begin
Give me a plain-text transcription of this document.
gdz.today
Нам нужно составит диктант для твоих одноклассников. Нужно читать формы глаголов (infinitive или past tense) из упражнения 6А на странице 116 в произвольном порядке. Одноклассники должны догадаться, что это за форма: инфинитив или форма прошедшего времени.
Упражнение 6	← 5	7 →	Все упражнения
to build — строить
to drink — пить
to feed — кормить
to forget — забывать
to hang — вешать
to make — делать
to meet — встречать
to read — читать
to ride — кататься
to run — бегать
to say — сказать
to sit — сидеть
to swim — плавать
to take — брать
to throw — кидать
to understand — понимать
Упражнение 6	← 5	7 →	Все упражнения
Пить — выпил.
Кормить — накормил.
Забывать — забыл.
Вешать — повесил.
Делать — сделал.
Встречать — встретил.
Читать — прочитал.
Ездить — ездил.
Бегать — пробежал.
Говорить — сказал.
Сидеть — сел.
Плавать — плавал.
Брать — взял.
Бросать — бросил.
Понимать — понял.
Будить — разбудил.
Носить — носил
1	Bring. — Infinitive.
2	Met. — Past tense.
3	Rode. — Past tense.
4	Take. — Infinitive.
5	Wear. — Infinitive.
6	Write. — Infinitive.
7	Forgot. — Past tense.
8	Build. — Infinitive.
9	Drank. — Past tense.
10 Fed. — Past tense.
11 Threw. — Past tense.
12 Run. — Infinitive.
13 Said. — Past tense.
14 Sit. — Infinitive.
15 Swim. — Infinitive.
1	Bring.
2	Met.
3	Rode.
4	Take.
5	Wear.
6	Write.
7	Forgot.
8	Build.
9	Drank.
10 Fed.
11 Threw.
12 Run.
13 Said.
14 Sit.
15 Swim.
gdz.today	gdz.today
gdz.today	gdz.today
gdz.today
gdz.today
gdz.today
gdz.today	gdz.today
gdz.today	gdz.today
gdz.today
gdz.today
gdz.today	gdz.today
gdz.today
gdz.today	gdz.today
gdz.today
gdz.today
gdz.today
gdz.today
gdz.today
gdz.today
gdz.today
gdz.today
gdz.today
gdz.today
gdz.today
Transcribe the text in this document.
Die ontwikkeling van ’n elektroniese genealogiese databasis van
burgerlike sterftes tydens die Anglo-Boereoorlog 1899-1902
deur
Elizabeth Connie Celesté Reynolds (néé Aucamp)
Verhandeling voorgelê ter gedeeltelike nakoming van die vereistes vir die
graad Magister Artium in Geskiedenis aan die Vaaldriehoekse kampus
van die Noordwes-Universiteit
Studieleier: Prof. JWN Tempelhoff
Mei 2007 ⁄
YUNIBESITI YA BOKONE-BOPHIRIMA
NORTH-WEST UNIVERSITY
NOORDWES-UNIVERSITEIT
end
Take the lines above and retype all of them exactly.

▶ [Response to this exercise]
Give me a plain-text transcription of this document.
gdz.today
Нам нужно составит диктант для твоих одноклассников. Нужно читать формы глаголов (infinitive или past tense) из упражнения 6А на странице 116 в произвольном порядке. Одноклассники должны догадаться, что это за форма: инфинитив или форма прошедшего времени.
Упражнение 6	← 5	7 →	Все упражнения
to build — строить
to drink — пить
to feed — кормить
to forget — забывать
to hang — вешать
to make — делать
to meet — встречать
to read — читать
to ride — кататься
to run — бегать
to say — сказать
to sit — сидеть
to swim — плавать
to take — брать
to throw — кидать
to understand — понимать
Упражнение 6	← 5	7 →	Все упражнения
Пить — выпил.
Кормить — накормил.
Забывать — забыл.
Вешать — повесил.
Делать — сделал.
Встречать — встретил.
Читать — прочитал.
Ездить — ездил.
Бегать — пробежал.
Говорить — сказал.
Сидеть — сел.
Плавать — плавал.
Брать — взял.
Бросать — бросил.
Понимать — понял.
Будить — разбудил.
Носить — носил
1	Bring. — Infinitive.
2	Met. — Past tense.
3	Rode. — Past tense.
4	Take. — Infinitive.
5	Wear. — Infinitive.
6	Write. — Infinitive.
7	Forgot. — Past tense.
8	Build. — Infinitive.
9	Drank. — Past tense.
10 Fed. — Past tense.
11 Threw. — Past tense.
12 Run. — Infinitive.
13 Said. — Past tense.
14 Sit. — Infinitive.
15 Swim. — Infinitive.
1	Bring.
2	Met.
3	Rode.
4	Take.
5	Wear.
6	Write.
7	Forgot.
8	Build.
9	Drank.
10 Fed.
11 Threw.
12 Run.
13 Said.
14 Sit.
15 Swim.
gdz.today	gdz.today
gdz.today	gdz.today
gdz.today
gdz.today
gdz.today
gdz.today	gdz.today
gdz.today	gdz.today
gdz.today
gdz.today
gdz.today	gdz.today
gdz.today
gdz.today	gdz.today
gdz.today
gdz.today
gdz.today
gdz.today
gdz.today
gdz.today
gdz.today
gdz.today
gdz.today
gdz.today
gdz.today
Transcribe the text in this document.
Die ontwikkeling van ’n elektroniese genealogiese databasis van
burgerlike sterftes tydens die Anglo-Boereoorlog 1899-1902
deur
Elizabeth Connie Celesté Reynolds (néé Aucamp)
Verhandeling voorgelê ter gedeeltelike nakoming van die vereistes vir die
graad Magister Artium in Geskiedenis aan die Vaaldriehoekse kampus
van die Noordwes-Universiteit
Studieleier: Prof. JWN Tempelhoff
Mei 2007 ⁄
YUNIBESITI YA BOKONE-BOPHIRIMA
NORTH-WEST UNIVERSITY
NOORDWES-UNIVERSITEIT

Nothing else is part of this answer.